• _Task goal_:
Going through the material below, please gather all lines with the word "zhài" in them.
"""
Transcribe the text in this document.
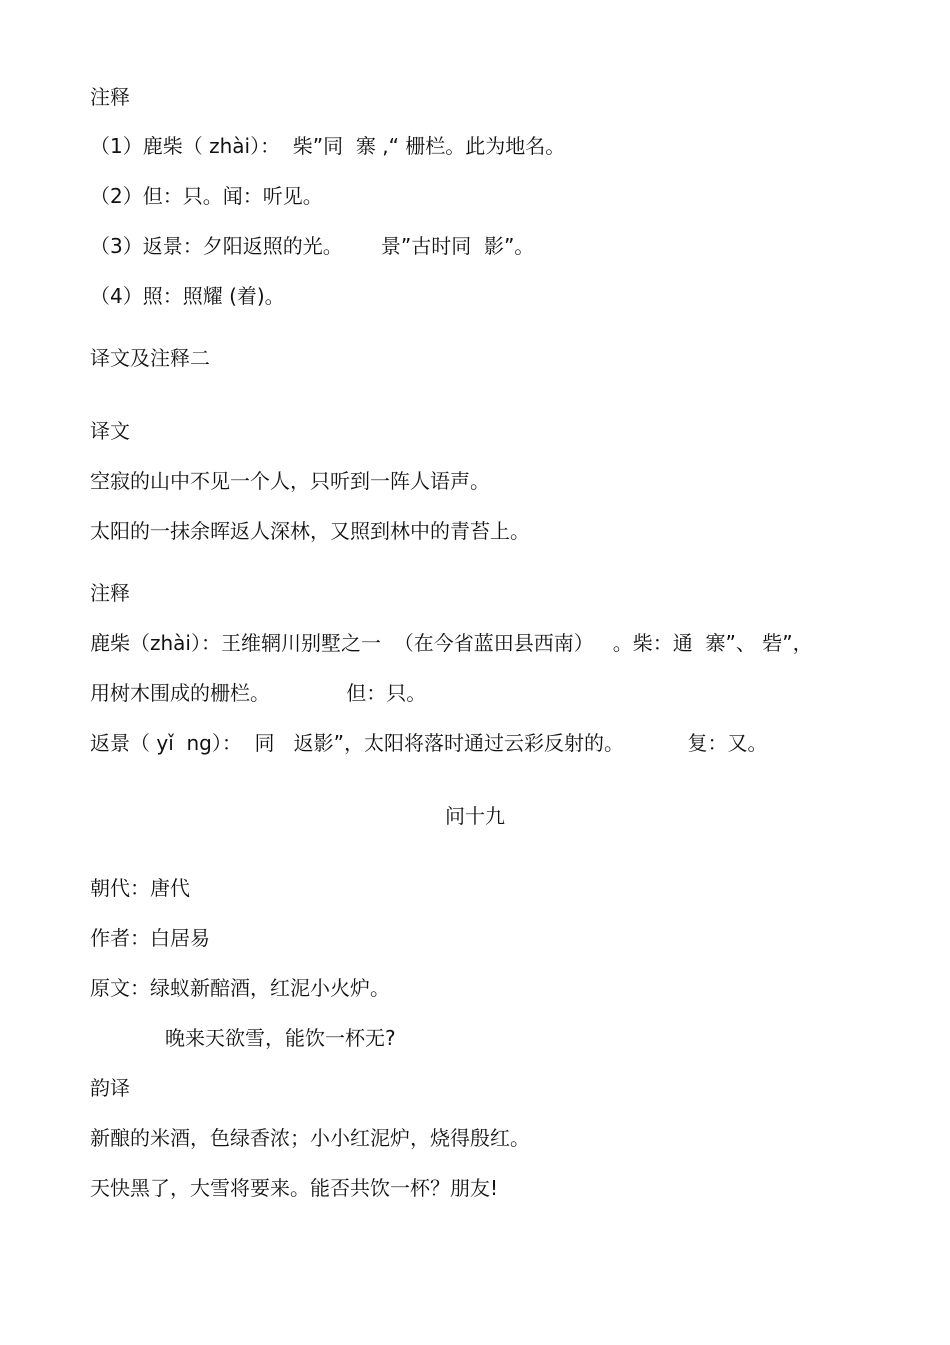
注释
（1）鹿柴（ zhài）：  柴”同  寨 ,“ 栅栏。此为地名。
（2）但：只。闻：听见。
（3）返景：夕阳返照的光。      景”古时同  影”。
（4）照：照耀 (着)。
译文及注释二
译文
空寂的山中不见一个人，只听到一阵人语声。
太阳的一抹余晖返人深林，又照到林中的青苔上。
注释
鹿柴（zhài）：王维辋川别墅之一  （在今省蓝田县西南）   。柴：通  寨”、 砦”，
用树木围成的栅栏。            但：只。
返景（ yǐ  ng）：  同   返影”，太阳将落时通过云彩反射的。          复：又。
问十九
朝代：唐代
作者：白居易
原文：绿蚁新醅酒，红泥小火炉。
晚来天欲雪，能饮一杯无?
韵译
新酿的米酒，色绿香浓；小小红泥炉，烧得殷红。
天快黑了，大雪将要来。能否共饮一杯？朋友!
"""
• _Solution below_:
（1）鹿柴（ zhài）：  柴”同  寨 ,“ 栅栏。此为地名。
鹿柴（zhài）：王维辋川别墅之一  （在今省蓝田县西南）   。柴：通  寨”、 砦”，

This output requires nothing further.